(TEXT EXCERPT)
-=-=-=-=-

The identity of Canadians relies on certain features and codes established, ratified, and embraced for years (Morton, 1972). The major influences on the identity of Canadians started in the early 1800s. At that time, the French immigrants arrived at Acadia and the River valleys of St. Lawrence. Also, the English began colonizing Newfoundland.

These factors together with the conquest of the British and their settlement in the modern France during the 18th century resulted immensely in the development of Canadian identity. This occurred through their roles in contributing to the exploration of the region. These nations continue to have lots of influence on the identity of Canadians through their cultures and arts.

There are lots of debates on the true identity of Canadians. Some people argue that Canadians do not have true identity, and their identity has not yet evolved ever since 1867. However, others also believe that there is a real identity. This essay explores if lack of identity is a true phenomenon in Canada. In addition, the question of Canada’s cultural evolution since 1867 is discussed.

Do Canadians have true identity?

There are three important issues that conventionally surround the debate on the true identity of Canadians. The first one is the commonly disputed relationship that exists between the French and the English Canadians. This emerges from the survival of cultures as well as languages.

Usually, there is also a close connection between the British Empire and the English Canadians. This results in a slow political process that completes liberalization from the imperial powers. Lastly, the English-speaking Canadians have very close ties to the economic, cultural, and military center of the U.S. (Morton, 1972).

In the 20th century, there were strong cultural and political links to Britain. This resulted in the wave of immigrants from Europe, Africa, Asia and Caribbean. Consequently, the identity of Canadians has been reforming, and the process continues to the present, owing to the enduring arrival of several settlers whose backgrounds are neither French nor British.

Therefore, multiculturalism also arises in the discussion. Multiculturalism is defined as a strategy of upholding a variety of different cultures within a community (Driedger, 1996). The government of Canada accepts people from different cultural backgrounds. However, it necessitates that the cultural practices from different communities do not affect fundamental freedoms or the customs of fellow inhabitants.

This implies the negotiations between various cultures in most cases. It is challenging to preserve multiculturalism within a community if the ethnicities oppose and influence one another.

Currently, Canada has different people with different cultures and of various nationalities. In addition, the policies of the constitution also encourage multiculturalism instead of just one national belief. There are lots of questions that are still debatable on the subject of Canadian identity.

It continues to frustrate and animate not only writers and historians but also statesmen, philosophers and artists. The issue has lacked clear description, and even the quest for true Canadian identity remains a subject of self-deprecation.

It could be true that Canadians do not have true identity. The people of Canada often incline to identify themselves with the community and region instead of their nation. The identity of Canadians is molded by different ethics and attitudes since the country has unlimited diversity of cultures due to its history and location.

-=-=-=-=-

(RECORD LIST)

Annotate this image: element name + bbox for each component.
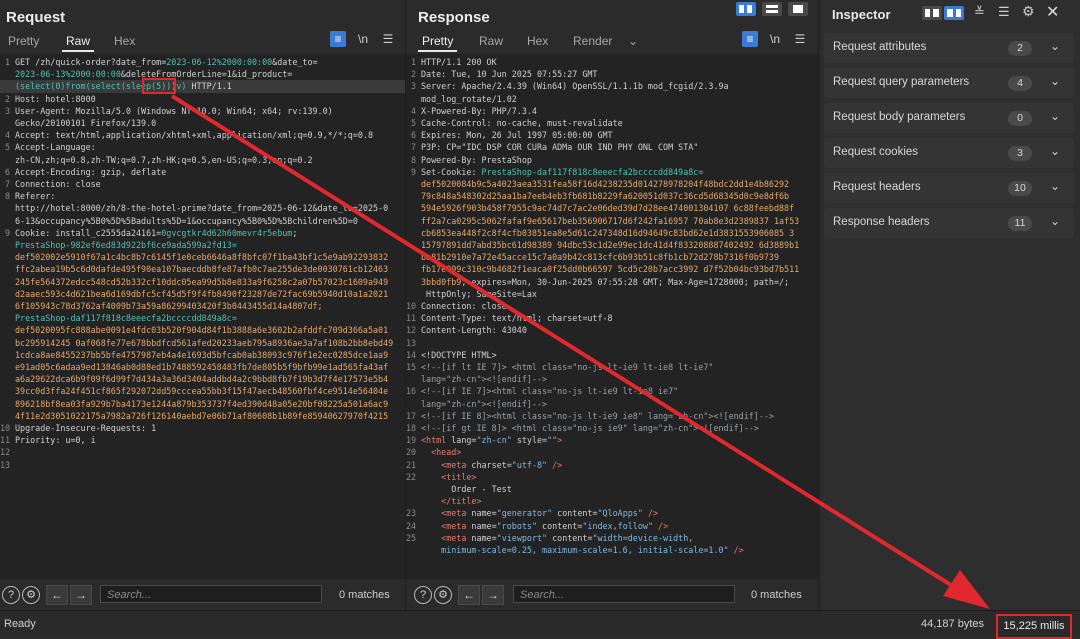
annotation-arrow [170, 94, 990, 609]
annotation-arrow-head [943, 570, 990, 609]
annotation-arrow-line [170, 94, 964, 594]
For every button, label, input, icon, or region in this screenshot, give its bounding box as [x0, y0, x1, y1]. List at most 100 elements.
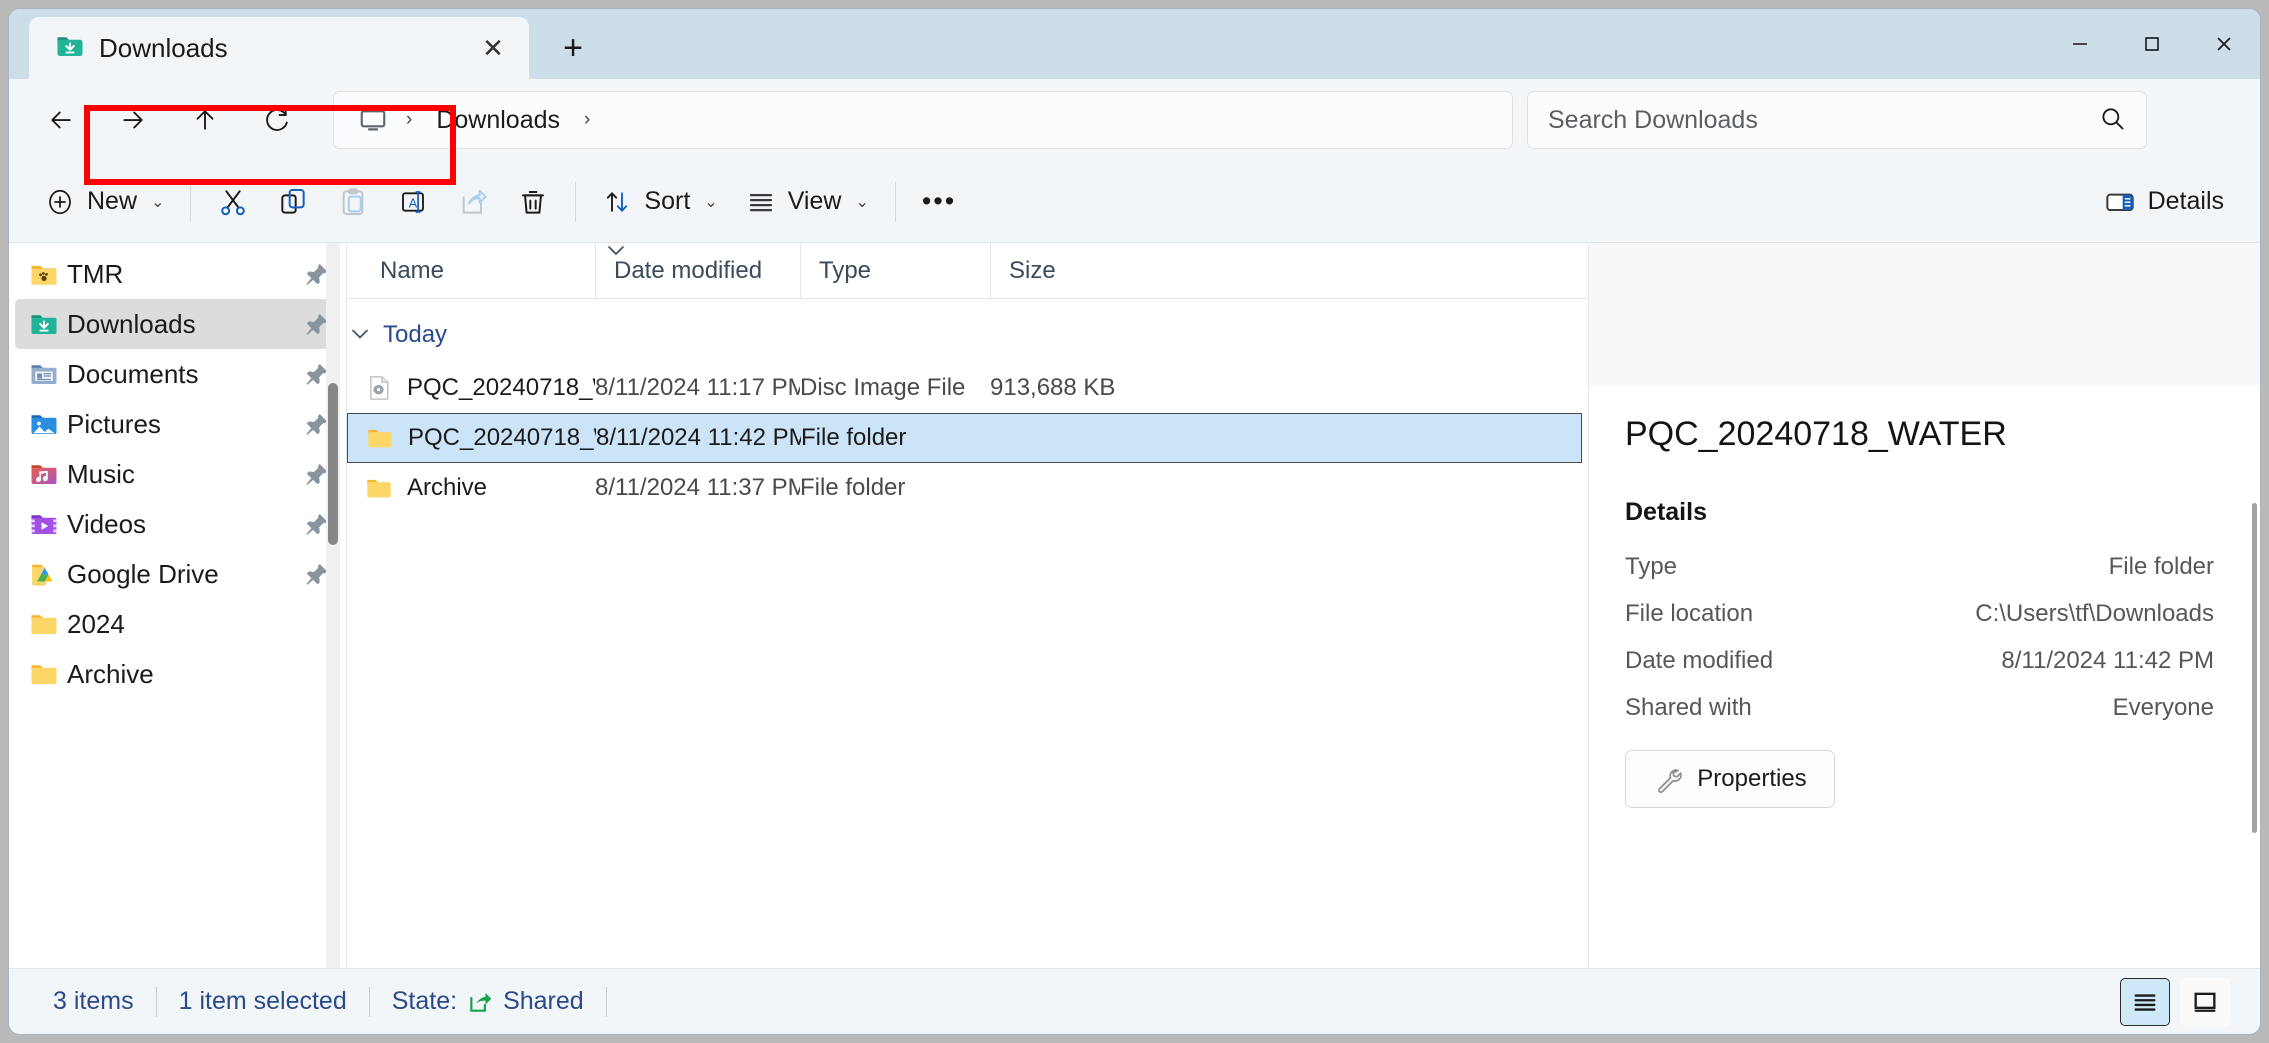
status-divider-3 [605, 986, 607, 1017]
details-title: PQC_20240718_WATER [1625, 415, 2007, 453]
details-row-type: Type File folder [1625, 553, 2214, 581]
file-date-cell: 8/11/2024 11:42 PM [596, 424, 801, 451]
file-name-cell: PQC_20240718_WATER [348, 424, 596, 452]
breadcrumb-separator-end[interactable]: › [576, 109, 598, 131]
sidebar-item-tmr[interactable]: TMR [15, 249, 340, 299]
new-tab-button[interactable]: + [547, 22, 599, 74]
sort-button-label: Sort [644, 187, 691, 215]
table-row[interactable]: PQC_20240718_WATER 8/11/2024 11:42 PM Fi… [347, 413, 1582, 463]
column-header-name[interactable]: Name [347, 243, 595, 298]
back-arrow-icon[interactable] [25, 92, 97, 148]
properties-button[interactable]: Properties [1625, 750, 1835, 808]
delete-button[interactable] [503, 174, 563, 230]
breadcrumb-separator[interactable]: › [398, 109, 420, 131]
more-options-button[interactable]: ••• [908, 174, 970, 230]
table-row[interactable]: PQC_20240718_WATER.iso 8/11/2024 11:17 P… [347, 363, 1582, 413]
cut-button[interactable] [203, 174, 263, 230]
sidebar-item-videos[interactable]: Videos [15, 499, 340, 549]
sidebar-item-downloads[interactable]: Downloads [15, 299, 340, 349]
minimize-button[interactable] [2044, 9, 2116, 79]
google-drive-icon [29, 559, 59, 589]
sidebar-scrollbar[interactable] [326, 243, 340, 968]
file-list-pane: Name Date modified Type Size Today PQC_2… [347, 243, 1588, 968]
close-tab-icon[interactable]: ✕ [471, 26, 515, 70]
documents-folder-icon [29, 359, 59, 389]
status-state-value: Shared [503, 987, 584, 1015]
details-scrollbar-thumb[interactable] [2252, 503, 2257, 833]
up-arrow-icon[interactable] [169, 92, 241, 148]
main-area: TMR Downloads Documents Pictures Music V… [9, 105, 2260, 968]
view-toggle-group [2120, 977, 2238, 1026]
sidebar-item-archive[interactable]: Archive [15, 649, 340, 699]
rename-button[interactable]: A [383, 174, 443, 230]
details-pane: PQC_20240718_WATER Details Type File fol… [1588, 243, 2260, 968]
svg-text:A: A [409, 196, 418, 210]
pictures-folder-icon [29, 409, 59, 439]
view-button[interactable]: View ⌄ [732, 174, 883, 230]
toolbar-divider [190, 181, 192, 222]
column-header-type[interactable]: Type [800, 243, 990, 298]
status-item-count: 3 items [53, 987, 134, 1015]
refresh-icon[interactable] [241, 92, 313, 148]
properties-button-label: Properties [1697, 765, 1807, 792]
sort-button[interactable]: Sort ⌄ [588, 174, 731, 230]
details-pane-button[interactable]: Details [2090, 174, 2238, 230]
close-window-button[interactable] [2188, 9, 2260, 79]
details-row-file-location: File location C:\Users\tf\Downloads [1625, 600, 2214, 628]
share-button[interactable] [443, 174, 503, 230]
folder-icon [29, 659, 59, 689]
toolbar-divider-2 [575, 181, 577, 222]
large-icons-view-icon[interactable] [2180, 977, 2230, 1026]
table-row[interactable]: Archive 8/11/2024 11:37 PM File folder [347, 463, 1582, 513]
monitor-icon[interactable] [352, 105, 394, 135]
search-icon[interactable] [2098, 104, 2126, 137]
details-pane-label: Details [2147, 187, 2224, 215]
details-view-icon[interactable] [2120, 977, 2170, 1026]
disc-image-icon [365, 374, 393, 402]
sidebar-scrollbar-thumb[interactable] [328, 383, 338, 545]
sidebar-item-pictures[interactable]: Pictures [15, 399, 340, 449]
sidebar-item-google-drive[interactable]: Google Drive [15, 549, 340, 599]
sidebar-item-documents[interactable]: Documents [15, 349, 340, 399]
paste-button[interactable] [323, 174, 383, 230]
breadcrumb-downloads[interactable]: Downloads [424, 102, 572, 139]
tab-downloads[interactable]: Downloads ✕ [29, 17, 529, 79]
file-name-text: Archive [407, 474, 488, 501]
chevron-down-icon: ⌄ [151, 193, 165, 211]
copy-button[interactable] [263, 174, 323, 230]
address-bar[interactable]: › Downloads › [333, 91, 1513, 149]
file-name-text: PQC_20240718_WATER [408, 424, 596, 451]
search-box[interactable] [1527, 91, 2147, 149]
search-input[interactable] [1548, 105, 2088, 135]
forward-arrow-icon[interactable] [97, 92, 169, 148]
status-selection-count: 1 item selected [178, 987, 347, 1015]
chevron-down-icon [349, 325, 371, 346]
sidebar-item-label: Archive [67, 658, 154, 689]
wrench-icon [1653, 764, 1683, 794]
file-type-cell: File folder [800, 474, 906, 501]
videos-folder-icon [29, 509, 59, 539]
status-state-label: State: [391, 987, 458, 1015]
command-bar: New ⌄ A Sort ⌄ View ⌄ ••• Details [9, 161, 2260, 243]
downloads-folder-icon [55, 31, 85, 66]
chevron-down-icon: ⌄ [855, 193, 869, 211]
sidebar-item-label: TMR [67, 258, 124, 289]
folder-icon [365, 474, 393, 502]
sidebar-item-label: Google Drive [67, 558, 219, 589]
details-content: PQC_20240718_WATER Details Type File fol… [1589, 385, 2260, 968]
new-button-label: New [87, 187, 138, 215]
sidebar-item-music[interactable]: Music [15, 449, 340, 499]
new-button[interactable]: New ⌄ [31, 174, 178, 230]
status-state: State: Shared [370, 987, 606, 1016]
file-type-cell: Disc Image File [800, 374, 966, 401]
file-name-text: PQC_20240718_WATER.iso [407, 374, 595, 401]
folder-paw-icon [29, 259, 59, 289]
column-header-size[interactable]: Size [990, 243, 1118, 298]
sidebar-item-label: Downloads [67, 308, 196, 339]
navigation-bar: › Downloads › [9, 79, 2260, 161]
sidebar-item-2024[interactable]: 2024 [15, 599, 340, 649]
sidebar-item-label: Documents [67, 358, 199, 389]
file-size-cell: 913,688 KB [990, 374, 1116, 401]
group-header-today[interactable]: Today [347, 311, 1588, 359]
maximize-button[interactable] [2116, 9, 2188, 79]
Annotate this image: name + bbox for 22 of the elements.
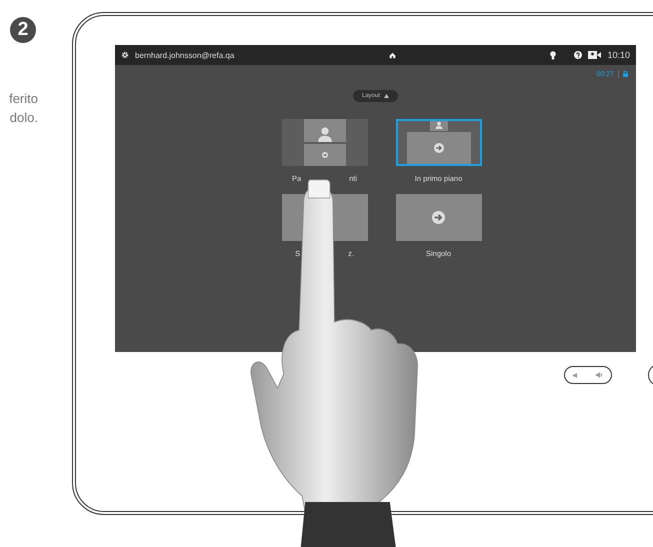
volume-control[interactable] [564,366,612,384]
instruction-text: ferito [8,90,38,108]
home-icon[interactable] [388,52,396,58]
settings-icon[interactable] [121,51,129,59]
arrow-circle-icon [432,211,445,224]
help-icon[interactable] [574,51,582,59]
step-number: 2 [10,17,36,43]
person-icon [316,126,332,142]
user-address: bernhard.johnsson@refa.qa [135,50,234,60]
layout-option[interactable] [282,119,368,166]
lock-icon [623,71,628,77]
layout-option[interactable] [396,194,482,241]
instruction-text: dolo. [8,109,38,127]
lightbulb-icon[interactable] [550,50,556,60]
person-icon [434,121,442,129]
volume-down-icon[interactable] [573,372,578,378]
clock-time: 10:10 [607,50,630,60]
arrow-circle-icon [434,143,444,153]
volume-up-icon[interactable] [596,372,603,378]
camera-icon[interactable] [588,51,602,59]
arrow-circle-icon [322,152,328,158]
layout-option[interactable] [396,119,482,166]
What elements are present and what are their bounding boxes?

-=-=-=-=-

(WHAT TO DO)
1: In the text on Canadian identity, how is multiculturalism defined?
2: Reproduce the records word for word, from their first line through the line with "For every button, label, input, icon, or", both included, and omit the pictures.

(SOLUTION LIST)
1: As a strategy of upholding a variety of different cultures within a community.

2:
Annotate this image: element name + bbox for each component.
annotation-arrow [170, 94, 990, 609]
annotation-arrow-head [943, 570, 990, 609]
annotation-arrow-line [170, 94, 964, 594]
For every button, label, input, icon, or region in this screenshot, give its bounding box as [x0, y0, x1, y1]. List at most 100 elements.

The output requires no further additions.